Set exercise> Repeat each line word for word.

Data entries:
===============

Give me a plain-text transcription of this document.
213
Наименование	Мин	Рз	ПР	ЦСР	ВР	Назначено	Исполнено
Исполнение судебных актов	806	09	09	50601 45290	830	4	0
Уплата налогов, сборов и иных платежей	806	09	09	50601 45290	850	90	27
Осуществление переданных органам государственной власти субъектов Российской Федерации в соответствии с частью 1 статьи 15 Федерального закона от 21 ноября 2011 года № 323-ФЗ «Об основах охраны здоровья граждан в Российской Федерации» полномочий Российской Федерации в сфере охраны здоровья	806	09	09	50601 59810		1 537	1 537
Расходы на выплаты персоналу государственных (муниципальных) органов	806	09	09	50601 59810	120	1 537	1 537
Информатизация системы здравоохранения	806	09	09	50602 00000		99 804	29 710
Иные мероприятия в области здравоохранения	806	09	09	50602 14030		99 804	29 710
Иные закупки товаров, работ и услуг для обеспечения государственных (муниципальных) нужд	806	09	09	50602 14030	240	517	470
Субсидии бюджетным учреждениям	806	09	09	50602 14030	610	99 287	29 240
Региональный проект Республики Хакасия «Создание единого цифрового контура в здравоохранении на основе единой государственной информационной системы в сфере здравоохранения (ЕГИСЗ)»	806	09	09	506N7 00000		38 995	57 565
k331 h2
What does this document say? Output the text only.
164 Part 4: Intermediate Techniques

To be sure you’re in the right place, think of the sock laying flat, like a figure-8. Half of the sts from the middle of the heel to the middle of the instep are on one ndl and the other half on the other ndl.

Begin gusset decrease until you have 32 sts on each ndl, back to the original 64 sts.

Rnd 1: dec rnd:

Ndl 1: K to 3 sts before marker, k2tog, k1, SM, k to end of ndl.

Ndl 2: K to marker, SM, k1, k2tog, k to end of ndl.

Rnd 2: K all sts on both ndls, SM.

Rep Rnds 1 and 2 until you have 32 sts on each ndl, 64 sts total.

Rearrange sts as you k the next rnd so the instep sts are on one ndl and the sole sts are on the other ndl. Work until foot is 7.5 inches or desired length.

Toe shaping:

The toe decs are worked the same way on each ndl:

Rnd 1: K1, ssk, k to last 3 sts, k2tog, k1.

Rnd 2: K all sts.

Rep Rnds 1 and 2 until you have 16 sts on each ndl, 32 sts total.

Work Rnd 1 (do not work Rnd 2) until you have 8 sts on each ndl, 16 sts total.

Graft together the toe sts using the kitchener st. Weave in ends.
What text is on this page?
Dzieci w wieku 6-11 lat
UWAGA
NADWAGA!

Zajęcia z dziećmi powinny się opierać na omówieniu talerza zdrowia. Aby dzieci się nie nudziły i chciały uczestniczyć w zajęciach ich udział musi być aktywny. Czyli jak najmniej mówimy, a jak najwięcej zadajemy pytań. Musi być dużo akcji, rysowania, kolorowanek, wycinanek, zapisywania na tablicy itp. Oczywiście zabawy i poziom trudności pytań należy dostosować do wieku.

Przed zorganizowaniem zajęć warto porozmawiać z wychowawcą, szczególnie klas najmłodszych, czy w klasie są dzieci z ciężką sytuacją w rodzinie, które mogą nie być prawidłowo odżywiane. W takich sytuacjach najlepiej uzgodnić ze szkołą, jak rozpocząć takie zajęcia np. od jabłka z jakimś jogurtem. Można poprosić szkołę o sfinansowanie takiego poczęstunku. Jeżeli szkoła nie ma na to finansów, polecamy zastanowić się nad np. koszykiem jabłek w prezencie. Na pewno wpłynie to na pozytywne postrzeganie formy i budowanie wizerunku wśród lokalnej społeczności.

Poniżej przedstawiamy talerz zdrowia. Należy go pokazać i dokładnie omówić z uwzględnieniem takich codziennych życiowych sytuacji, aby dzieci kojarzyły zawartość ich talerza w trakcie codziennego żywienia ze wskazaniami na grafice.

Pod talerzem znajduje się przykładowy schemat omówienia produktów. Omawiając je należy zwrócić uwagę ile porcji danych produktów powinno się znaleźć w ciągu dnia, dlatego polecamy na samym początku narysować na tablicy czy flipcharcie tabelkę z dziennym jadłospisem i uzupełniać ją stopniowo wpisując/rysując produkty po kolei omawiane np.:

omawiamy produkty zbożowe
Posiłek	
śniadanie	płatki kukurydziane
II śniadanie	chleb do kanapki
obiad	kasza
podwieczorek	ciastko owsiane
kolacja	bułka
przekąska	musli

===============

Solution for this task>
Give me a plain-text transcription of this document.
213
Наименование	Мин	Рз	ПР	ЦСР	ВР	Назначено	Исполнено
Исполнение судебных актов	806	09	09	50601 45290	830	4	0
Уплата налогов, сборов и иных платежей	806	09	09	50601 45290	850	90	27
Осуществление переданных органам государственной власти субъектов Российской Федерации в соответствии с частью 1 статьи 15 Федерального закона от 21 ноября 2011 года № 323-ФЗ «Об основах охраны здоровья граждан в Российской Федерации» полномочий Российской Федерации в сфере охраны здоровья	806	09	09	50601 59810		1 537	1 537
Расходы на выплаты персоналу государственных (муниципальных) органов	806	09	09	50601 59810	120	1 537	1 537
Информатизация системы здравоохранения	806	09	09	50602 00000		99 804	29 710
Иные мероприятия в области здравоохранения	806	09	09	50602 14030		99 804	29 710
Иные закупки товаров, работ и услуг для обеспечения государственных (муниципальных) нужд	806	09	09	50602 14030	240	517	470
Субсидии бюджетным учреждениям	806	09	09	50602 14030	610	99 287	29 240
Региональный проект Республики Хакасия «Создание единого цифрового контура в здравоохранении на основе единой государственной информационной системы в сфере здравоохранения (ЕГИСЗ)»	806	09	09	506N7 00000		38 995	57 565
k331 h2
What does this document say? Output the text only.
164 Part 4: Intermediate Techniques

To be sure you’re in the right place, think of the sock laying flat, like a figure-8. Half of the sts from the middle of the heel to the middle of the instep are on one ndl and the other half on the other ndl.

Begin gusset decrease until you have 32 sts on each ndl, back to the original 64 sts.

Rnd 1: dec rnd:

Ndl 1: K to 3 sts before marker, k2tog, k1, SM, k to end of ndl.

Ndl 2: K to marker, SM, k1, k2tog, k to end of ndl.

Rnd 2: K all sts on both ndls, SM.

Rep Rnds 1 and 2 until you have 32 sts on each ndl, 64 sts total.

Rearrange sts as you k the next rnd so the instep sts are on one ndl and the sole sts are on the other ndl. Work until foot is 7.5 inches or desired length.

Toe shaping:

The toe decs are worked the same way on each ndl:

Rnd 1: K1, ssk, k to last 3 sts, k2tog, k1.

Rnd 2: K all sts.

Rep Rnds 1 and 2 until you have 16 sts on each ndl, 32 sts total.

Work Rnd 1 (do not work Rnd 2) until you have 8 sts on each ndl, 16 sts total.

Graft together the toe sts using the kitchener st. Weave in ends.
What text is on this page?
Dzieci w wieku 6-11 lat
UWAGA
NADWAGA!

Zajęcia z dziećmi powinny się opierać na omówieniu talerza zdrowia. Aby dzieci się nie nudziły i chciały uczestniczyć w zajęciach ich udział musi być aktywny. Czyli jak najmniej mówimy, a jak najwięcej zadajemy pytań. Musi być dużo akcji, rysowania, kolorowanek, wycinanek, zapisywania na tablicy itp. Oczywiście zabawy i poziom trudności pytań należy dostosować do wieku.

Przed zorganizowaniem zajęć warto porozmawiać z wychowawcą, szczególnie klas najmłodszych, czy w klasie są dzieci z ciężką sytuacją w rodzinie, które mogą nie być prawidłowo odżywiane. W takich sytuacjach najlepiej uzgodnić ze szkołą, jak rozpocząć takie zajęcia np. od jabłka z jakimś jogurtem. Można poprosić szkołę o sfinansowanie takiego poczęstunku. Jeżeli szkoła nie ma na to finansów, polecamy zastanowić się nad np. koszykiem jabłek w prezencie. Na pewno wpłynie to na pozytywne postrzeganie formy i budowanie wizerunku wśród lokalnej społeczności.

Poniżej przedstawiamy talerz zdrowia. Należy go pokazać i dokładnie omówić z uwzględnieniem takich codziennych życiowych sytuacji, aby dzieci kojarzyły zawartość ich talerza w trakcie codziennego żywienia ze wskazaniami na grafice.

Pod talerzem znajduje się przykładowy schemat omówienia produktów. Omawiając je należy zwrócić uwagę ile porcji danych produktów powinno się znaleźć w ciągu dnia, dlatego polecamy na samym początku narysować na tablicy czy flipcharcie tabelkę z dziennym jadłospisem i uzupełniać ją stopniowo wpisując/rysując produkty po kolei omawiane np.:

omawiamy produkty zbożowe
Posiłek	
śniadanie	płatki kukurydziane
II śniadanie	chleb do kanapki
obiad	kasza
podwieczorek	ciastko owsiane
kolacja	bułka
przekąska	musli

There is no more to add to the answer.